> Given problem: Which lines run from the line with "Read out every word on this page." to the end of the entries? Write out exactly those, leaving out the pictures.

[Collected data]
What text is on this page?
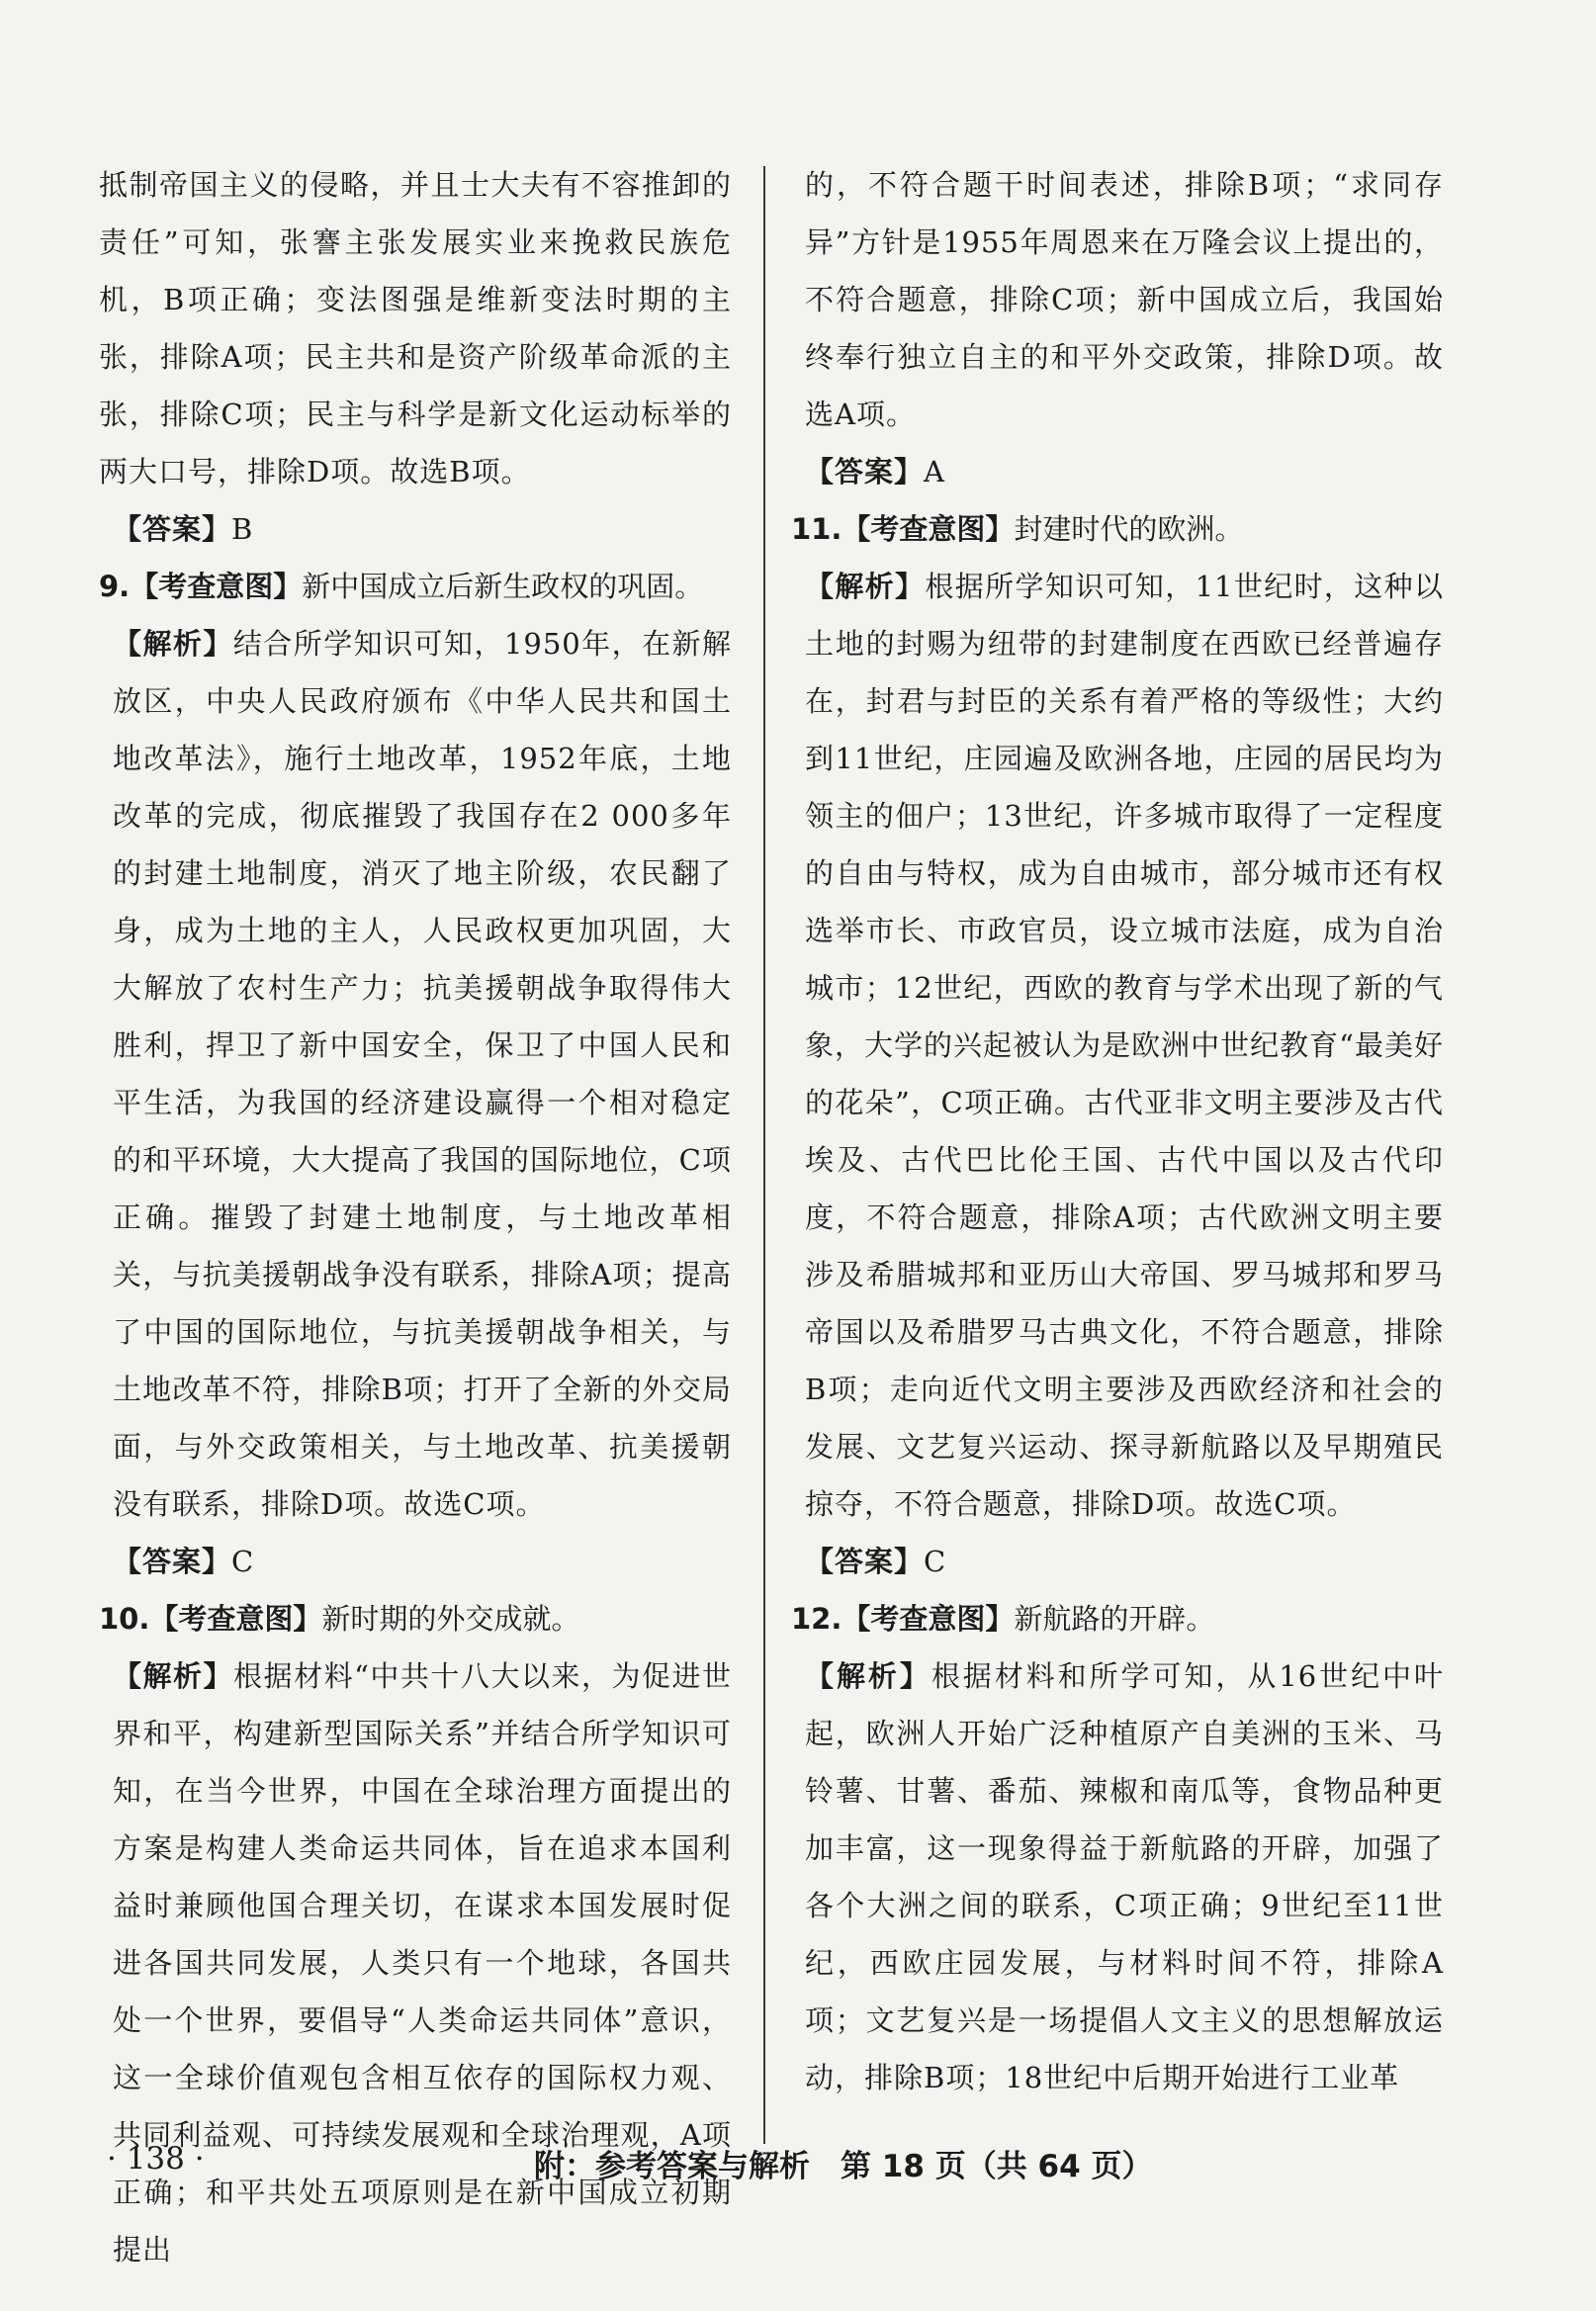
抵制帝国主义的侵略，并且士大夫有不容推卸的责任”可知，张謇主张发展实业来挽救民族危机，B项正确；变法图强是维新变法时期的主张，排除A项；民主共和是资产阶级革命派的主张，排除C项；民主与科学是新文化运动标举的两大口号，排除D项。故选B项。

【答案】B

9.【考查意图】新中国成立后新生政权的巩固。

【解析】结合所学知识可知，1950年，在新解放区，中央人民政府颁布《中华人民共和国土地改革法》，施行土地改革，1952年底，土地改革的完成，彻底摧毁了我国存在2 000多年的封建土地制度，消灭了地主阶级，农民翻了身，成为土地的主人，人民政权更加巩固，大大解放了农村生产力；抗美援朝战争取得伟大胜利，捍卫了新中国安全，保卫了中国人民和平生活，为我国的经济建设赢得一个相对稳定的和平环境，大大提高了我国的国际地位，C项正确。摧毁了封建土地制度，与土地改革相关，与抗美援朝战争没有联系，排除A项；提高了中国的国际地位，与抗美援朝战争相关，与土地改革不符，排除B项；打开了全新的外交局面，与外交政策相关，与土地改革、抗美援朝没有联系，排除D项。故选C项。

【答案】C

10.【考查意图】新时期的外交成就。

【解析】根据材料“中共十八大以来，为促进世界和平，构建新型国际关系”并结合所学知识可知，在当今世界，中国在全球治理方面提出的方案是构建人类命运共同体，旨在追求本国利益时兼顾他国合理关切，在谋求本国发展时促进各国共同发展，人类只有一个地球，各国共处一个世界，要倡导“人类命运共同体”意识，这一全球价值观包含相互依存的国际权力观、共同利益观、可持续发展观和全球治理观，A项正确；和平共处五项原则是在新中国成立初期提出

的，不符合题干时间表述，排除B项；“求同存异”方针是1955年周恩来在万隆会议上提出的，不符合题意，排除C项；新中国成立后，我国始终奉行独立自主的和平外交政策，排除D项。故选A项。

【答案】A

11.【考查意图】封建时代的欧洲。

【解析】根据所学知识可知，11世纪时，这种以土地的封赐为纽带的封建制度在西欧已经普遍存在，封君与封臣的关系有着严格的等级性；大约到11世纪，庄园遍及欧洲各地，庄园的居民均为领主的佃户；13世纪，许多城市取得了一定程度的自由与特权，成为自由城市，部分城市还有权选举市长、市政官员，设立城市法庭，成为自治城市；12世纪，西欧的教育与学术出现了新的气象，大学的兴起被认为是欧洲中世纪教育“最美好的花朵”，C项正确。古代亚非文明主要涉及古代埃及、古代巴比伦王国、古代中国以及古代印度，不符合题意，排除A项；古代欧洲文明主要涉及希腊城邦和亚历山大帝国、罗马城邦和罗马帝国以及希腊罗马古典文化，不符合题意，排除B项；走向近代文明主要涉及西欧经济和社会的发展、文艺复兴运动、探寻新航路以及早期殖民掠夺，不符合题意，排除D项。故选C项。

【答案】C

12.【考查意图】新航路的开辟。

【解析】根据材料和所学可知，从16世纪中叶起，欧洲人开始广泛种植原产自美洲的玉米、马铃薯、甘薯、番茄、辣椒和南瓜等，食物品种更加丰富，这一现象得益于新航路的开辟，加强了各个大洲之间的联系，C项正确；9世纪至11世纪，西欧庄园发展，与材料时间不符，排除A项；文艺复兴是一场提倡人文主义的思想解放运动，排除B项；18世纪中后期开始进行工业革

· 138 ·	附：参考答案与解析　第 18 页（共 64 页）
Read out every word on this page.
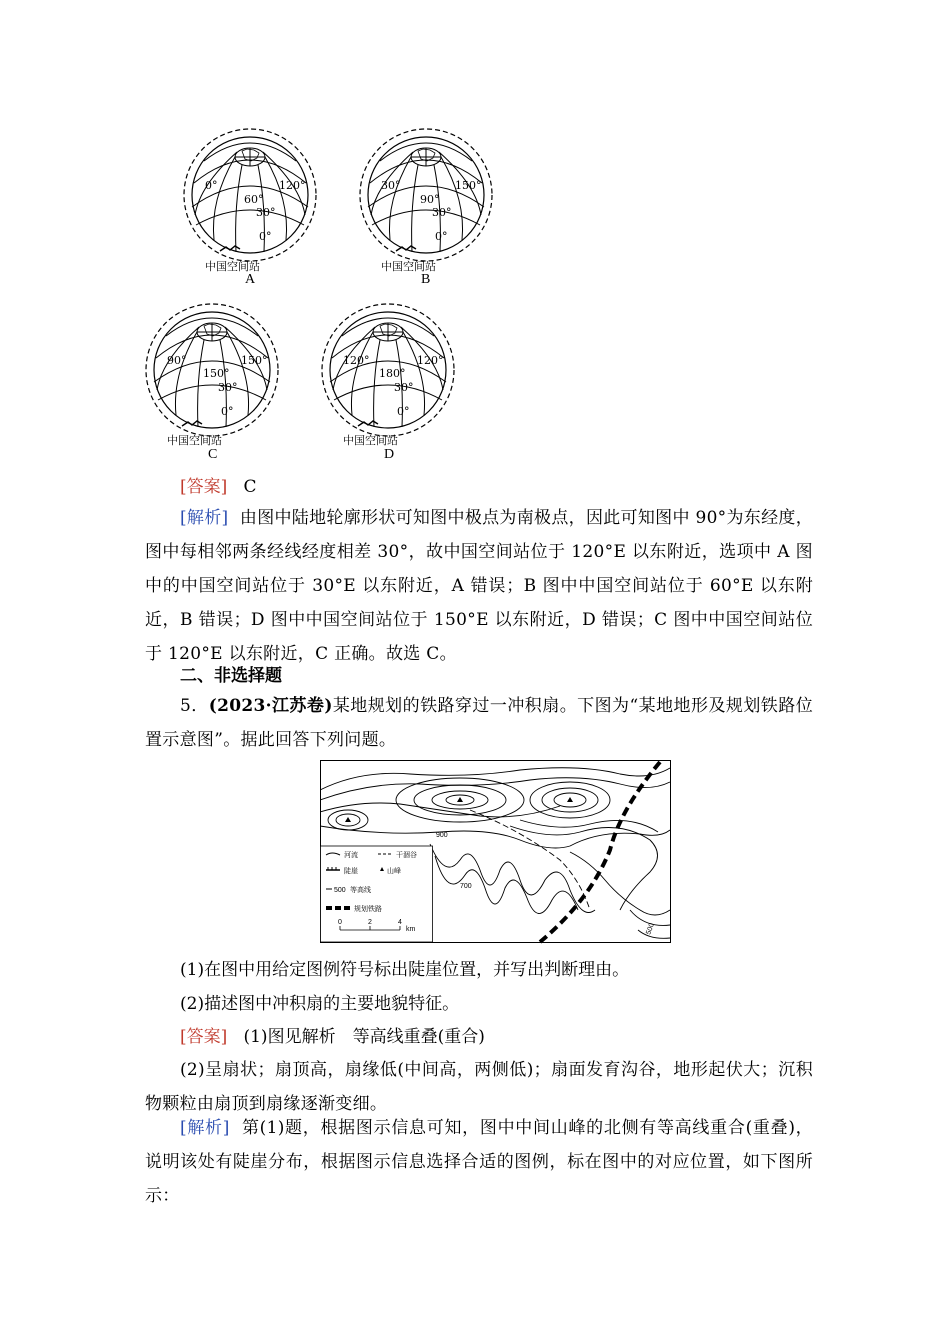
0°	120°
60°
30°
0°
中国空间站
A
30°	150°
90°
30°
0°
中国空间站
B
90°	150°
150°
30°
0°
中国空间站
C
120°	120°
180°
30°
0°
中国空间站
D
[答案] C
[解析] 由图中陆地轮廓形状可知图中极点为南极点，因此可知图中 90°为东经度，图中每相邻两条经线经度相差 30°，故中国空间站位于 120°E 以东附近，选项中 A 图中的中国空间站位于 30°E 以东附近，A 错误；B 图中中国空间站位于 60°E 以东附近，B 错误；D 图中中国空间站位于 150°E 以东附近，D 错误；C 图中中国空间站位于 120°E 以东附近，C 正确。故选 C。
二、非选择题
5．(2023·江苏卷)某地规划的铁路穿过一冲积扇。下图为“某地地形及规划铁路位置示意图”。据此回答下列问题。
河流	干涸谷
陡崖	山峰
500 等高线
规划铁路
0	2	4
km
900
700
500
(1)在图中用给定图例符号标出陡崖位置，并写出判断理由。
(2)描述图中冲积扇的主要地貌特征。
[答案] (1)图见解析　等高线重叠(重合)
(2)呈扇状；扇顶高，扇缘低(中间高，两侧低)；扇面发育沟谷，地形起伏大；沉积物颗粒由扇顶到扇缘逐渐变细。
[解析] 第(1)题，根据图示信息可知，图中中间山峰的北侧有等高线重合(重叠)，说明该处有陡崖分布，根据图示信息选择合适的图例，标在图中的对应位置，如下图所示：
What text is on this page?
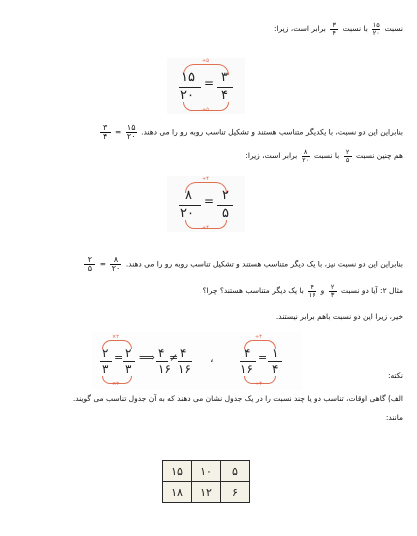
نسبت
$\frac{۱۵}{۲۰}$
با نسبت
$\frac{۳}{۴}$
برابر است، زیرا:
÷۵
۱۵ = ۳
۲۰ ۴
÷۵
بنابراین این دو نسبت، با یکدیگر متناسب هستند و تشکیل تناسب روبه رو را می دهند.
۱۵
۲۰
=
۳
۴
هم چنین نسبت
$\frac{۲}{۵}$
با نسبت
$\frac{۸}{۲۰}$
برابر است، زیرا:
÷۴
۸ = ۲
۲۰ ۵
÷۴
بنابراین این دو نسبت نیز، با یک دیگر متناسب هستند و تشکیل تناسب روبه رو را می دهند.
۸
۲۰
=
۲
۵
مثال ۲: آیا دو نسبت
$\frac{۲}{۳}$
و
$\frac{۴}{۱۶}$
با یک دیگر متناسب هستند؟ چرا؟
خیر، زیرا این دو نسبت باهم برابر نیستند.
×۲
۲ = ۲
۳ ۳
⟹ ۴ ≠ ۴
۱۶ ۱۶
×۲
،
÷۴
۴ = ۱
۱۶ ۴
÷۴
نکته:
الف) گاهی اوقات، تناسب دو یا چند نسبت را در یک جدول نشان می دهند که به آن جدول تناسب می گویند.
مانند:
۱۵	۱۰	۵
۱۸	۱۲	۶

> Output of the exercise:
Read out every word on this page.
0°	120°
60°
30°
0°
中国空间站
A
30°	150°
90°
30°
0°
中国空间站
B
90°	150°
150°
30°
0°
中国空间站
C
120°	120°
180°
30°
0°
中国空间站
D
[答案] C
[解析] 由图中陆地轮廓形状可知图中极点为南极点，因此可知图中 90°为东经度，图中每相邻两条经线经度相差 30°，故中国空间站位于 120°E 以东附近，选项中 A 图中的中国空间站位于 30°E 以东附近，A 错误；B 图中中国空间站位于 60°E 以东附近，B 错误；D 图中中国空间站位于 150°E 以东附近，D 错误；C 图中中国空间站位于 120°E 以东附近，C 正确。故选 C。
二、非选择题
5．(2023·江苏卷)某地规划的铁路穿过一冲积扇。下图为“某地地形及规划铁路位置示意图”。据此回答下列问题。
河流	干涸谷
陡崖	山峰
500 等高线
规划铁路
0	2	4
km
900
700
500
(1)在图中用给定图例符号标出陡崖位置，并写出判断理由。
(2)描述图中冲积扇的主要地貌特征。
[答案] (1)图见解析　等高线重叠(重合)
(2)呈扇状；扇顶高，扇缘低(中间高，两侧低)；扇面发育沟谷，地形起伏大；沉积物颗粒由扇顶到扇缘逐渐变细。
[解析] 第(1)题，根据图示信息可知，图中中间山峰的北侧有等高线重合(重叠)，说明该处有陡崖分布，根据图示信息选择合适的图例，标在图中的对应位置，如下图所示：
What text is on this page?
نسبت
$\frac{۱۵}{۲۰}$
با نسبت
$\frac{۳}{۴}$
برابر است، زیرا:
÷۵
۱۵ = ۳
۲۰ ۴
÷۵
بنابراین این دو نسبت، با یکدیگر متناسب هستند و تشکیل تناسب روبه رو را می دهند.
۱۵
۲۰
=
۳
۴
هم چنین نسبت
$\frac{۲}{۵}$
با نسبت
$\frac{۸}{۲۰}$
برابر است، زیرا:
÷۴
۸ = ۲
۲۰ ۵
÷۴
بنابراین این دو نسبت نیز، با یک دیگر متناسب هستند و تشکیل تناسب روبه رو را می دهند.
۸
۲۰
=
۲
۵
مثال ۲: آیا دو نسبت
$\frac{۲}{۳}$
و
$\frac{۴}{۱۶}$
با یک دیگر متناسب هستند؟ چرا؟
خیر، زیرا این دو نسبت باهم برابر نیستند.
×۲
۲ = ۲
۳ ۳
⟹ ۴ ≠ ۴
۱۶ ۱۶
×۲
،
÷۴
۴ = ۱
۱۶ ۴
÷۴
نکته:
الف) گاهی اوقات، تناسب دو یا چند نسبت را در یک جدول نشان می دهند که به آن جدول تناسب می گویند.
مانند:
۱۵	۱۰	۵
۱۸	۱۲	۶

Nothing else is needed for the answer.